Leave out every picture, and output exactly the lines from the line containing "Convert this screenshot" through the last line of the data.
_ _ _ _ _
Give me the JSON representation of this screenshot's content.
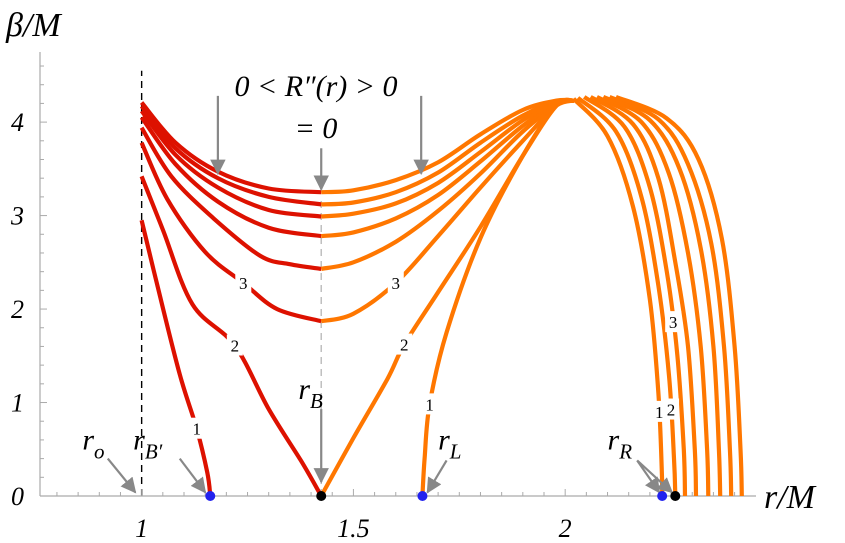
{
  "chart_data": {
    "type": "line",
    "xlabel": "r/M",
    "ylabel": "β/M",
    "xlim": [
      0.76,
      2.46
    ],
    "ylim": [
      0,
      4.75
    ],
    "x_ticks": [
      {
        "value": 1,
        "label": "1"
      },
      {
        "value": 1.5,
        "label": "1.5"
      },
      {
        "value": 2,
        "label": "2"
      }
    ],
    "y_ticks": [
      {
        "value": 0,
        "label": "0"
      },
      {
        "value": 1,
        "label": "1"
      },
      {
        "value": 2,
        "label": "2"
      },
      {
        "value": 3,
        "label": "3"
      },
      {
        "value": 4,
        "label": "4"
      }
    ],
    "vertical_lines": [
      {
        "x": 1.0,
        "style": "dashed",
        "color": "#000000"
      },
      {
        "x": 1.424,
        "style": "dashed",
        "color": "#bbbbbb",
        "y_to": 3.2
      }
    ],
    "colors": {
      "red": "#dd1100",
      "orange": "#ff7700"
    },
    "series": [
      {
        "color": "#dd1100",
        "label": "1",
        "label_at": 1.13,
        "points": [
          [
            1.0,
            2.95
          ],
          [
            1.04,
            2.2
          ],
          [
            1.09,
            1.3
          ],
          [
            1.13,
            0.72
          ],
          [
            1.155,
            0.25
          ],
          [
            1.162,
            0.0
          ]
        ]
      },
      {
        "color": "#dd1100",
        "label": "2",
        "label_at": 1.22,
        "points": [
          [
            1.0,
            3.42
          ],
          [
            1.05,
            2.85
          ],
          [
            1.12,
            2.05
          ],
          [
            1.22,
            1.61
          ],
          [
            1.3,
            0.93
          ],
          [
            1.38,
            0.35
          ],
          [
            1.424,
            0.0
          ]
        ]
      },
      {
        "color": "#dd1100",
        "label": "3",
        "label_at": 1.24,
        "points": [
          [
            1.0,
            3.78
          ],
          [
            1.06,
            3.18
          ],
          [
            1.15,
            2.61
          ],
          [
            1.24,
            2.28
          ],
          [
            1.32,
            2.0
          ],
          [
            1.424,
            1.87
          ]
        ]
      },
      {
        "color": "#dd1100",
        "label": "",
        "points": [
          [
            1.0,
            3.94
          ],
          [
            1.07,
            3.42
          ],
          [
            1.17,
            2.97
          ],
          [
            1.28,
            2.57
          ],
          [
            1.35,
            2.48
          ],
          [
            1.424,
            2.43
          ]
        ]
      },
      {
        "color": "#dd1100",
        "label": "",
        "points": [
          [
            1.0,
            4.05
          ],
          [
            1.08,
            3.55
          ],
          [
            1.18,
            3.15
          ],
          [
            1.3,
            2.87
          ],
          [
            1.424,
            2.78
          ]
        ]
      },
      {
        "color": "#dd1100",
        "label": "",
        "points": [
          [
            1.0,
            4.12
          ],
          [
            1.08,
            3.65
          ],
          [
            1.18,
            3.3
          ],
          [
            1.3,
            3.06
          ],
          [
            1.424,
            2.99
          ]
        ]
      },
      {
        "color": "#dd1100",
        "label": "",
        "points": [
          [
            1.0,
            4.17
          ],
          [
            1.08,
            3.72
          ],
          [
            1.18,
            3.4
          ],
          [
            1.3,
            3.2
          ],
          [
            1.424,
            3.12
          ]
        ]
      },
      {
        "color": "#dd1100",
        "label": "",
        "points": [
          [
            1.0,
            4.21
          ],
          [
            1.08,
            3.78
          ],
          [
            1.18,
            3.47
          ],
          [
            1.3,
            3.29
          ],
          [
            1.424,
            3.25
          ]
        ]
      },
      {
        "color": "#ff7700",
        "label": "1",
        "label_at": 1.68,
        "points": [
          [
            1.663,
            0.0
          ],
          [
            1.668,
            0.4
          ],
          [
            1.68,
            0.98
          ],
          [
            1.72,
            1.75
          ],
          [
            1.8,
            2.76
          ],
          [
            1.9,
            3.64
          ],
          [
            1.98,
            4.18
          ],
          [
            2.02,
            4.23
          ]
        ]
      },
      {
        "color": "#ff7700",
        "label": "2",
        "label_at": 1.62,
        "points": [
          [
            1.424,
            0.0
          ],
          [
            1.5,
            0.62
          ],
          [
            1.58,
            1.25
          ],
          [
            1.62,
            1.62
          ],
          [
            1.7,
            2.18
          ],
          [
            1.8,
            2.88
          ],
          [
            1.9,
            3.64
          ],
          [
            1.98,
            4.18
          ],
          [
            2.02,
            4.23
          ]
        ]
      },
      {
        "color": "#ff7700",
        "label": "3",
        "label_at": 1.6,
        "points": [
          [
            1.424,
            1.87
          ],
          [
            1.5,
            1.95
          ],
          [
            1.6,
            2.28
          ],
          [
            1.7,
            2.78
          ],
          [
            1.8,
            3.3
          ],
          [
            1.9,
            3.8
          ],
          [
            1.98,
            4.18
          ],
          [
            2.02,
            4.23
          ]
        ]
      },
      {
        "color": "#ff7700",
        "label": "",
        "points": [
          [
            1.424,
            2.43
          ],
          [
            1.5,
            2.5
          ],
          [
            1.6,
            2.72
          ],
          [
            1.7,
            3.05
          ],
          [
            1.8,
            3.45
          ],
          [
            1.9,
            3.9
          ],
          [
            1.98,
            4.18
          ],
          [
            2.02,
            4.23
          ]
        ]
      },
      {
        "color": "#ff7700",
        "label": "",
        "points": [
          [
            1.424,
            2.78
          ],
          [
            1.5,
            2.82
          ],
          [
            1.6,
            2.97
          ],
          [
            1.7,
            3.22
          ],
          [
            1.8,
            3.58
          ],
          [
            1.9,
            3.96
          ],
          [
            1.98,
            4.2
          ],
          [
            2.02,
            4.23
          ]
        ]
      },
      {
        "color": "#ff7700",
        "label": "",
        "points": [
          [
            1.424,
            2.99
          ],
          [
            1.5,
            3.02
          ],
          [
            1.6,
            3.13
          ],
          [
            1.7,
            3.35
          ],
          [
            1.8,
            3.68
          ],
          [
            1.9,
            4.02
          ],
          [
            1.98,
            4.21
          ],
          [
            2.02,
            4.23
          ]
        ]
      },
      {
        "color": "#ff7700",
        "label": "",
        "points": [
          [
            1.424,
            3.12
          ],
          [
            1.5,
            3.14
          ],
          [
            1.6,
            3.25
          ],
          [
            1.7,
            3.46
          ],
          [
            1.8,
            3.78
          ],
          [
            1.9,
            4.07
          ],
          [
            1.98,
            4.22
          ],
          [
            2.02,
            4.23
          ]
        ]
      },
      {
        "color": "#ff7700",
        "label": "",
        "points": [
          [
            1.424,
            3.25
          ],
          [
            1.5,
            3.27
          ],
          [
            1.6,
            3.38
          ],
          [
            1.7,
            3.57
          ],
          [
            1.8,
            3.87
          ],
          [
            1.9,
            4.13
          ],
          [
            1.98,
            4.23
          ],
          [
            2.02,
            4.23
          ]
        ]
      },
      {
        "color": "#ff7700",
        "label": "1",
        "label_at": 2.222,
        "points": [
          [
            2.02,
            4.25
          ],
          [
            2.1,
            3.85
          ],
          [
            2.16,
            3.1
          ],
          [
            2.2,
            2.1
          ],
          [
            2.22,
            1.1
          ],
          [
            2.228,
            0.3
          ],
          [
            2.229,
            0.0
          ]
        ]
      },
      {
        "color": "#ff7700",
        "label": "2",
        "label_at": 2.25,
        "points": [
          [
            2.03,
            4.26
          ],
          [
            2.12,
            3.9
          ],
          [
            2.18,
            3.2
          ],
          [
            2.22,
            2.25
          ],
          [
            2.245,
            1.3
          ],
          [
            2.257,
            0.4
          ],
          [
            2.26,
            0.0
          ]
        ]
      },
      {
        "color": "#ff7700",
        "label": "3",
        "label_at": 2.255,
        "points": [
          [
            2.045,
            4.27
          ],
          [
            2.14,
            3.95
          ],
          [
            2.2,
            3.3
          ],
          [
            2.24,
            2.4
          ],
          [
            2.265,
            1.5
          ],
          [
            2.28,
            0.5
          ],
          [
            2.283,
            0.0
          ]
        ]
      },
      {
        "color": "#ff7700",
        "label": "",
        "points": [
          [
            2.06,
            4.27
          ],
          [
            2.16,
            3.98
          ],
          [
            2.22,
            3.4
          ],
          [
            2.26,
            2.5
          ],
          [
            2.29,
            1.6
          ],
          [
            2.306,
            0.5
          ],
          [
            2.309,
            0.0
          ]
        ]
      },
      {
        "color": "#ff7700",
        "label": "",
        "points": [
          [
            2.075,
            4.27
          ],
          [
            2.18,
            4.0
          ],
          [
            2.245,
            3.45
          ],
          [
            2.29,
            2.6
          ],
          [
            2.32,
            1.6
          ],
          [
            2.335,
            0.5
          ],
          [
            2.338,
            0.0
          ]
        ]
      },
      {
        "color": "#ff7700",
        "label": "",
        "points": [
          [
            2.09,
            4.27
          ],
          [
            2.2,
            4.02
          ],
          [
            2.27,
            3.5
          ],
          [
            2.32,
            2.65
          ],
          [
            2.35,
            1.6
          ],
          [
            2.363,
            0.5
          ],
          [
            2.366,
            0.0
          ]
        ]
      },
      {
        "color": "#ff7700",
        "label": "",
        "points": [
          [
            2.105,
            4.27
          ],
          [
            2.22,
            4.03
          ],
          [
            2.29,
            3.55
          ],
          [
            2.345,
            2.7
          ],
          [
            2.375,
            1.6
          ],
          [
            2.389,
            0.5
          ],
          [
            2.392,
            0.0
          ]
        ]
      },
      {
        "color": "#ff7700",
        "label": "",
        "points": [
          [
            2.12,
            4.27
          ],
          [
            2.24,
            4.04
          ],
          [
            2.315,
            3.6
          ],
          [
            2.37,
            2.75
          ],
          [
            2.4,
            1.6
          ],
          [
            2.414,
            0.5
          ],
          [
            2.417,
            0.0
          ]
        ]
      }
    ],
    "markers": [
      {
        "x": 1.162,
        "y": 0,
        "color": "#2222ee"
      },
      {
        "x": 1.424,
        "y": 0,
        "color": "#000000"
      },
      {
        "x": 1.663,
        "y": 0,
        "color": "#2222ee"
      },
      {
        "x": 2.229,
        "y": 0,
        "color": "#2222ee"
      },
      {
        "x": 2.26,
        "y": 0,
        "color": "#000000"
      }
    ],
    "annotations": [
      {
        "id": "ro",
        "text": "r",
        "sub": "o",
        "tx": 0.86,
        "ty": 0.5,
        "arrow_from": [
          0.92,
          0.4
        ],
        "arrow_to": [
          0.985,
          0.04
        ]
      },
      {
        "id": "rbp",
        "text": "r",
        "sub": "B′",
        "tx": 0.98,
        "ty": 0.5,
        "arrow_from": [
          1.09,
          0.4
        ],
        "arrow_to": [
          1.15,
          0.04
        ]
      },
      {
        "id": "rb",
        "text": "r",
        "sub": "B",
        "tx": 1.37,
        "ty": 1.04,
        "arrow_from": [
          1.424,
          0.93
        ],
        "arrow_to": [
          1.424,
          0.15
        ]
      },
      {
        "id": "rl",
        "text": "r",
        "sub": "L",
        "tx": 1.7,
        "ty": 0.5,
        "arrow_from": [
          1.72,
          0.38
        ],
        "arrow_to": [
          1.675,
          0.04
        ]
      },
      {
        "id": "rr",
        "text": "r",
        "sub": "R",
        "tx": 2.1,
        "ty": 0.5,
        "arrow_from": [
          2.17,
          0.38
        ],
        "arrow_to": [
          2.222,
          0.04
        ],
        "arrow2_to": [
          2.252,
          0.04
        ]
      }
    ],
    "condition_labels": {
      "top": "0 < R″(r) > 0",
      "bottom": "= 0",
      "arrows": [
        {
          "x": 1.18,
          "y_from": 4.28,
          "y_to": 3.45
        },
        {
          "x": 1.424,
          "y_from": 3.72,
          "y_to": 3.28
        },
        {
          "x": 1.66,
          "y_from": 4.28,
          "y_to": 3.45
        }
      ]
    }
  }
}
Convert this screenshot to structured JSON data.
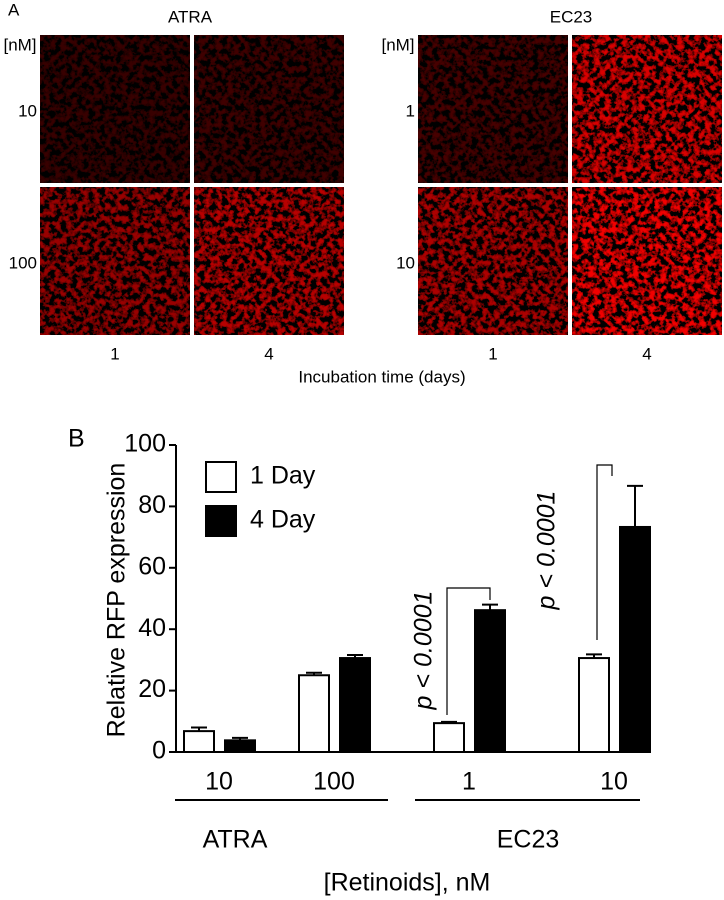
{
  "panel_a": {
    "label": "A",
    "unit_label": "[nM]",
    "x_title": "Incubation time (days)",
    "panels": [
      {
        "title": "ATRA",
        "rows": [
          "10",
          "100"
        ],
        "columns": [
          "1",
          "4"
        ]
      },
      {
        "title": "EC23",
        "rows": [
          "1",
          "10"
        ],
        "columns": [
          "1",
          "4"
        ]
      }
    ]
  },
  "chart_data": {
    "type": "bar",
    "panel_label": "B",
    "y_label": "Relative RFP expression",
    "x_label": "[Retinoids], nM",
    "categories": [
      "10",
      "100",
      "1",
      "10"
    ],
    "groups": [
      "ATRA",
      "EC23"
    ],
    "series": [
      {
        "name": "1 Day",
        "color": "#ffffff",
        "values": [
          6.8,
          25,
          9.4,
          30.6
        ],
        "errors": [
          1.2,
          0.8,
          0.4,
          1.2
        ]
      },
      {
        "name": "4 Day",
        "color": "#000000",
        "values": [
          3.8,
          30.6,
          46.2,
          73.3
        ],
        "errors": [
          0.8,
          1,
          1.8,
          13.4
        ]
      }
    ],
    "annotations": [
      "p < 0.0001",
      "p < 0.0001"
    ],
    "ylim": [
      0,
      100
    ],
    "yticks": [
      0,
      20,
      40,
      60,
      80,
      100
    ]
  }
}
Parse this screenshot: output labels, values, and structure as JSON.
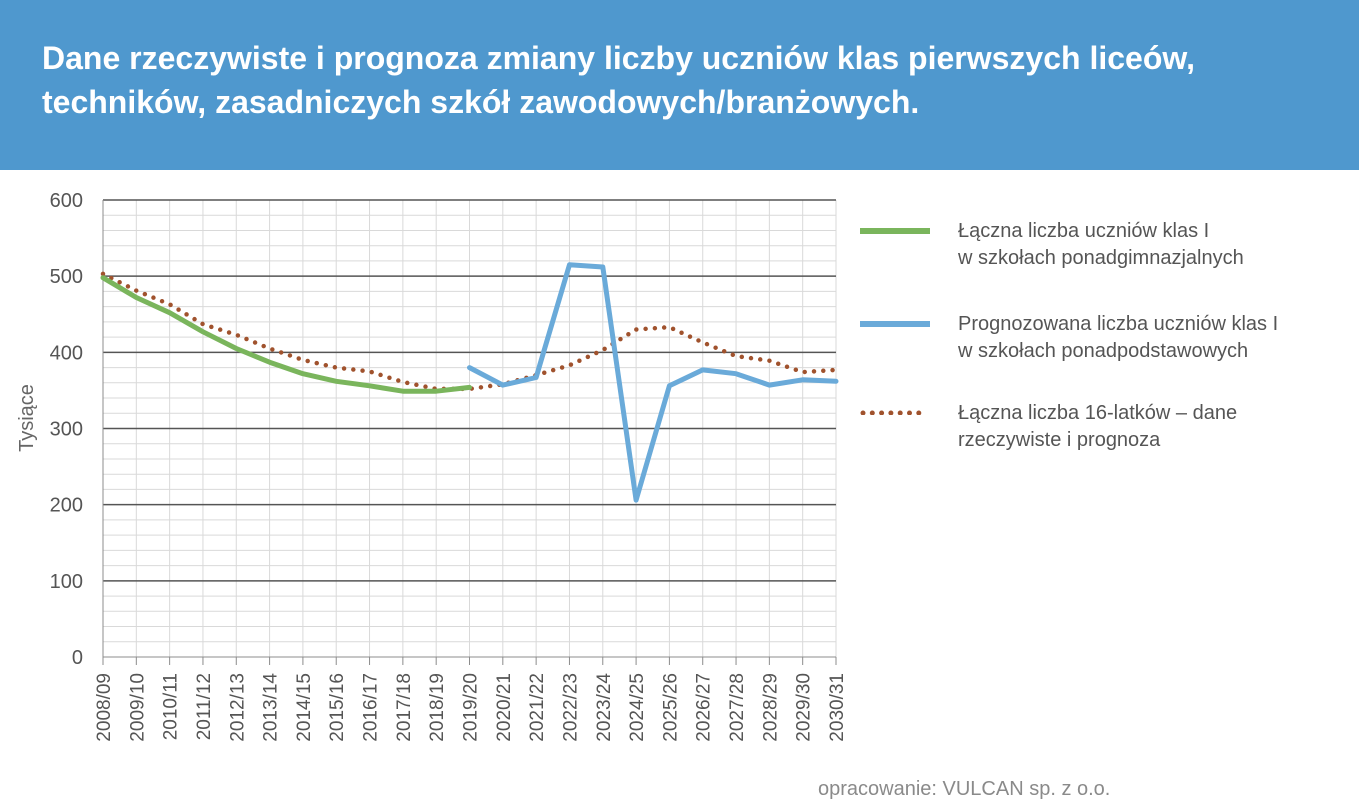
_ _ _ _ _
* **Output for this exercise**
Convert this screenshot to structured JSON data.
{
  "panel_a": {
    "label": "A",
    "unit_label": "[nM]",
    "x_title": "Incubation time (days)",
    "panels": [
      {
        "title": "ATRA",
        "rows": [
          "10",
          "100"
        ],
        "columns": [
          "1",
          "4"
        ]
      },
      {
        "title": "EC23",
        "rows": [
          "1",
          "10"
        ],
        "columns": [
          "1",
          "4"
        ]
      }
    ]
  },
  "chart_data": {
    "type": "bar",
    "panel_label": "B",
    "y_label": "Relative RFP expression",
    "x_label": "[Retinoids], nM",
    "categories": [
      "10",
      "100",
      "1",
      "10"
    ],
    "groups": [
      "ATRA",
      "EC23"
    ],
    "series": [
      {
        "name": "1 Day",
        "color": "#ffffff",
        "values": [
          6.8,
          25,
          9.4,
          30.6
        ],
        "errors": [
          1.2,
          0.8,
          0.4,
          1.2
        ]
      },
      {
        "name": "4 Day",
        "color": "#000000",
        "values": [
          3.8,
          30.6,
          46.2,
          73.3
        ],
        "errors": [
          0.8,
          1,
          1.8,
          13.4
        ]
      }
    ],
    "annotations": [
      "p < 0.0001",
      "p < 0.0001"
    ],
    "ylim": [
      0,
      100
    ],
    "yticks": [
      0,
      20,
      40,
      60,
      80,
      100
    ]
  }
}
Parse this screenshot: output labels, values, and structure as JSON.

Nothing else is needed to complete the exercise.